List each line in which the string "this" appears.

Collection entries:
-- start --
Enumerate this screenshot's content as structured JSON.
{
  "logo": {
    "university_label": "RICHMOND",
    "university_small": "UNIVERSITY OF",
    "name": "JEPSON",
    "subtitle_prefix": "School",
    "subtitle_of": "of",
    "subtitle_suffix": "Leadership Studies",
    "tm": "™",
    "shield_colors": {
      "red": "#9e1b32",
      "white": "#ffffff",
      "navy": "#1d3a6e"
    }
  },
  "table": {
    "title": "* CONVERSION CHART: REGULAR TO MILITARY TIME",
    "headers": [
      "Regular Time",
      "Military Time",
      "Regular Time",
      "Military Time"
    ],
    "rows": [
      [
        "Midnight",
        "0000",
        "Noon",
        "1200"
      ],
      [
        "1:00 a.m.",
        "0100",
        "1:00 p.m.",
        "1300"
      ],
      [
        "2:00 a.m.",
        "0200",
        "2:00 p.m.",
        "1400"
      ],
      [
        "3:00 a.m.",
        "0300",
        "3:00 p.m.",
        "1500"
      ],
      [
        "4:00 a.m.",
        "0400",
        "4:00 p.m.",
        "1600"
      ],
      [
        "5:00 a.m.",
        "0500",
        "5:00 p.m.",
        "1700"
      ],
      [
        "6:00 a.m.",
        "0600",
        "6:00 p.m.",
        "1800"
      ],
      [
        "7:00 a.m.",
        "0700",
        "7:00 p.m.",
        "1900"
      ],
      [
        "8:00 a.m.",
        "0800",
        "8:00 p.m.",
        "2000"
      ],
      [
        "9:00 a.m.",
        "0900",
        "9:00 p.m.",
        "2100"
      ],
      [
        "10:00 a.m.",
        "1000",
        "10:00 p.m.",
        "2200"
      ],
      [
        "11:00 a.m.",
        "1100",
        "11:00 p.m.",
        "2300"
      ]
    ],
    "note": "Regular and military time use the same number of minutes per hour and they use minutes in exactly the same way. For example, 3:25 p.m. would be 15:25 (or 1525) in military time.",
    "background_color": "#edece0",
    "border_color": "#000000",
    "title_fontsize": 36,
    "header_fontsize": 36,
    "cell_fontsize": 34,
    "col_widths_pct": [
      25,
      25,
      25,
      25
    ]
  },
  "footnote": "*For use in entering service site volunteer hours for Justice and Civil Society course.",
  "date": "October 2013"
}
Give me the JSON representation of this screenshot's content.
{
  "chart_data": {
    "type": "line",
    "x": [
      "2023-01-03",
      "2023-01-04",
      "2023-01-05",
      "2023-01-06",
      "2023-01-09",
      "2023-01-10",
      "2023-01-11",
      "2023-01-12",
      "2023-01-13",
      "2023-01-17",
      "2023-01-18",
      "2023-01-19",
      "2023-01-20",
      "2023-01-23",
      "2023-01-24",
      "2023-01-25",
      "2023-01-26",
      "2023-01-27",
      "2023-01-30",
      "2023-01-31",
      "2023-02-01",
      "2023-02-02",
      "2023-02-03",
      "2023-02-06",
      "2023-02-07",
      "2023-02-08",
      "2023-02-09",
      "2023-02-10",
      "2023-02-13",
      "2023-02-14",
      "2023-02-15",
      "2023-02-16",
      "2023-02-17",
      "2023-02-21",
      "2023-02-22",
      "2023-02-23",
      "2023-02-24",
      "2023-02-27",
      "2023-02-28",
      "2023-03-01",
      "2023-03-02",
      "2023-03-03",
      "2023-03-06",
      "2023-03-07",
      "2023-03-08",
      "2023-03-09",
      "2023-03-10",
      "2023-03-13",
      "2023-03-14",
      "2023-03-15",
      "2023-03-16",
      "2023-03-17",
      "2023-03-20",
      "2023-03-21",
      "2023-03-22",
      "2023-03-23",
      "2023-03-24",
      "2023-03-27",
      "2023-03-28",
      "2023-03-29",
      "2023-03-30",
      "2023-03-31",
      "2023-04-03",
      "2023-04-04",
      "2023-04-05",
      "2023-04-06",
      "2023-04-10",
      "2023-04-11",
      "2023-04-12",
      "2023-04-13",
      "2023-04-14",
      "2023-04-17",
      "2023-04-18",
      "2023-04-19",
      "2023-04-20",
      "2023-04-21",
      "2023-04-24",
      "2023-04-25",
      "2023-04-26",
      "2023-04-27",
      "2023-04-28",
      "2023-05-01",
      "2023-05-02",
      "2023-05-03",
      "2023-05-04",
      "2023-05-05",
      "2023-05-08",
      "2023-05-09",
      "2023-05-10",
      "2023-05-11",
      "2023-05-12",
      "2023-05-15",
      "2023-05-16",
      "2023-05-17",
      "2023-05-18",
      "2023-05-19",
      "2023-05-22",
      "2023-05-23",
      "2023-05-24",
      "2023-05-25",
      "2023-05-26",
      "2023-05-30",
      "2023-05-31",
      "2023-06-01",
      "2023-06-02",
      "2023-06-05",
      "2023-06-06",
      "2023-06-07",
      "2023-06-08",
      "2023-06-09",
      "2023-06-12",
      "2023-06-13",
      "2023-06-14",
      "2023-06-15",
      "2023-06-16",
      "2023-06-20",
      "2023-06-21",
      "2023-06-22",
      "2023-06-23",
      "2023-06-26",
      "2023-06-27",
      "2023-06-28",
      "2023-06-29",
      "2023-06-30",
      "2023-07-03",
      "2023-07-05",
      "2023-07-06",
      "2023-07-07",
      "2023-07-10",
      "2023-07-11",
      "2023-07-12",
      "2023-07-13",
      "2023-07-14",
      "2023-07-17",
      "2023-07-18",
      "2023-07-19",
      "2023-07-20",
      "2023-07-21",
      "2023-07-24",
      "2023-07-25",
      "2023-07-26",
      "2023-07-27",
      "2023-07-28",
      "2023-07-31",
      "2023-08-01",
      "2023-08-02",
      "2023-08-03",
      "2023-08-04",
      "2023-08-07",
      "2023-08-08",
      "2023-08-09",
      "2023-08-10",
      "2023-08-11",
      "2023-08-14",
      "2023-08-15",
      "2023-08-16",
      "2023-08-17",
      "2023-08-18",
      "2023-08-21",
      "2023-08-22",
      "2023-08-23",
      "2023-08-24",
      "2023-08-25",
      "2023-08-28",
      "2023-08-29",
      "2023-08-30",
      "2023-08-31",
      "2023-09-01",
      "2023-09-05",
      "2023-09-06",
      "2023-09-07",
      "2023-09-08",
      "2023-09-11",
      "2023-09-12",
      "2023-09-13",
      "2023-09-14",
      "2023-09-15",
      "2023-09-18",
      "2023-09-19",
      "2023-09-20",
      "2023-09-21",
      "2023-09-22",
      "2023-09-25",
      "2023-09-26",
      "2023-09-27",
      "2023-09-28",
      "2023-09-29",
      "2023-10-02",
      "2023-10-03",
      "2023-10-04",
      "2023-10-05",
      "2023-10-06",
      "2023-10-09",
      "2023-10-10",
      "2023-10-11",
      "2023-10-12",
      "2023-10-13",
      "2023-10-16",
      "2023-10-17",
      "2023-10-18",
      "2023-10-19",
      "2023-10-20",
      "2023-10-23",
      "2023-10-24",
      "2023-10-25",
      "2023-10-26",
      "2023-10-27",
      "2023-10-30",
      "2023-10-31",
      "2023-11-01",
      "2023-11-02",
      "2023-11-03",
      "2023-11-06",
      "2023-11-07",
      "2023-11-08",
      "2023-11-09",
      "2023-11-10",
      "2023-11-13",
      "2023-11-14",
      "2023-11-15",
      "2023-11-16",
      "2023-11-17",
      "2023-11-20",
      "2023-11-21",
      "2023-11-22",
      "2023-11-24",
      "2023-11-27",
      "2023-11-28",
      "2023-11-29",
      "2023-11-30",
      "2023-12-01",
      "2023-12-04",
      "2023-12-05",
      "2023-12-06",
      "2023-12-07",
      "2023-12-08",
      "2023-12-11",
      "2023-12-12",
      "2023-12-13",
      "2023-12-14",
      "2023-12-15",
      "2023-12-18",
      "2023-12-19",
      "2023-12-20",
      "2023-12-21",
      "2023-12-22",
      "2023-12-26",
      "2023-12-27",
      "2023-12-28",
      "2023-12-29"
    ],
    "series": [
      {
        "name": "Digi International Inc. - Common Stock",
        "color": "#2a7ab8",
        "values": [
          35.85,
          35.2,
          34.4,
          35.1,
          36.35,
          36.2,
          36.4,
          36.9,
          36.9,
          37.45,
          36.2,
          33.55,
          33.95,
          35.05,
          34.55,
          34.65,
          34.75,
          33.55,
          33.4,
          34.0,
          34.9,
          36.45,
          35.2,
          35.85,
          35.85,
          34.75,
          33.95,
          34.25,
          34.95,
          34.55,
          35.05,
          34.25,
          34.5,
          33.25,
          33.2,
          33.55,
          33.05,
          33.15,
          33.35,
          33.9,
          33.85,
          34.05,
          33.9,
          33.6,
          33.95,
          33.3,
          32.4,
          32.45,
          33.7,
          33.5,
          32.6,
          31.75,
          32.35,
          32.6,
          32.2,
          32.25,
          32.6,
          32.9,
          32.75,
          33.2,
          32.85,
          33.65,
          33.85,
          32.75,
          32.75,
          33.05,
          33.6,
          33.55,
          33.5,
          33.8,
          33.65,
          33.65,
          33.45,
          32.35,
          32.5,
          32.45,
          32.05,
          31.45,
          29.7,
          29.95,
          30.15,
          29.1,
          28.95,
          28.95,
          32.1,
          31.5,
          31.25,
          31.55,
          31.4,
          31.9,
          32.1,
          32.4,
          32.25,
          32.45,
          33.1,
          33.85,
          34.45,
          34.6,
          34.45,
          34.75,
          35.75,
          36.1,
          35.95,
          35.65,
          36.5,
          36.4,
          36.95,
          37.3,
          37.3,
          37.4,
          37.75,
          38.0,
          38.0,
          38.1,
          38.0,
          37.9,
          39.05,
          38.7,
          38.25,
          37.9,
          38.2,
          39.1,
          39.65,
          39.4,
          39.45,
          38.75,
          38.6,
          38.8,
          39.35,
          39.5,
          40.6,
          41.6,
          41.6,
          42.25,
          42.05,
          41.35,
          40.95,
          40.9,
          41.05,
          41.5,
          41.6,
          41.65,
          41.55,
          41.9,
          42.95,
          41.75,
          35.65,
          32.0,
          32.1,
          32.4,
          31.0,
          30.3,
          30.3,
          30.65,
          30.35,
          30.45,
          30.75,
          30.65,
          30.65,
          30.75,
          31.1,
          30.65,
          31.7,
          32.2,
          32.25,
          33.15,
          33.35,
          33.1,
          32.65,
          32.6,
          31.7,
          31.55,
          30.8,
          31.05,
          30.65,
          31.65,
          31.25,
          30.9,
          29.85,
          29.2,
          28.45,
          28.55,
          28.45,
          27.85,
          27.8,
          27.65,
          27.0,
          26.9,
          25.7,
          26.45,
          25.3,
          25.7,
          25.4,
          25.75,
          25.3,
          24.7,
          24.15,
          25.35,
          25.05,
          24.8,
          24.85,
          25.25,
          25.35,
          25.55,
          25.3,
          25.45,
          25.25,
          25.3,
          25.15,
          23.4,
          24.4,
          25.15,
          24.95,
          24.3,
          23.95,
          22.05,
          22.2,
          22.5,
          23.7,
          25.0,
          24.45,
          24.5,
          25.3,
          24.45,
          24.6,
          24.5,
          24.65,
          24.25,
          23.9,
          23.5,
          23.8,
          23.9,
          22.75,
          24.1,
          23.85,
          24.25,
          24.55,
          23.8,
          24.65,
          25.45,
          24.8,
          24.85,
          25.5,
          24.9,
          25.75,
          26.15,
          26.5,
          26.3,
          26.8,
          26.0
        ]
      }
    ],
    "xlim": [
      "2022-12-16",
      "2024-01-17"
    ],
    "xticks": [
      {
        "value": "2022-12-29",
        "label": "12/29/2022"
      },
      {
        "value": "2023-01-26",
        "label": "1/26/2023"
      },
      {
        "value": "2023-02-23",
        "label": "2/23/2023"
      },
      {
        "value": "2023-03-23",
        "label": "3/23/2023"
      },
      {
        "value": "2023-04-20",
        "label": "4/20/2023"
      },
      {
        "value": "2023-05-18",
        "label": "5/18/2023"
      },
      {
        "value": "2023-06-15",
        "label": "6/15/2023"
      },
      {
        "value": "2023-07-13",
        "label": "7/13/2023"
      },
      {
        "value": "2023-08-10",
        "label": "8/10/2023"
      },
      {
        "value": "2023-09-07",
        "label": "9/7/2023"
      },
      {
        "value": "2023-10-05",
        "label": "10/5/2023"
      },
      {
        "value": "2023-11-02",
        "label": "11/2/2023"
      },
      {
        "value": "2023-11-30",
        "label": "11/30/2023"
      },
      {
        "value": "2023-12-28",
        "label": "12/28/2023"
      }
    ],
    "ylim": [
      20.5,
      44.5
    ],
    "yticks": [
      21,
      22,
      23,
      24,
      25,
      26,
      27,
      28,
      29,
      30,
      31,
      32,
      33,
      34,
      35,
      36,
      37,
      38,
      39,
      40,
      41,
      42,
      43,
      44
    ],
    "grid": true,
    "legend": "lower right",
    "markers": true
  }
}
-- end --
■ Full answer ■
Enumerate this screenshot's content as structured JSON.
Give me the JSON representation of this screenshot's content.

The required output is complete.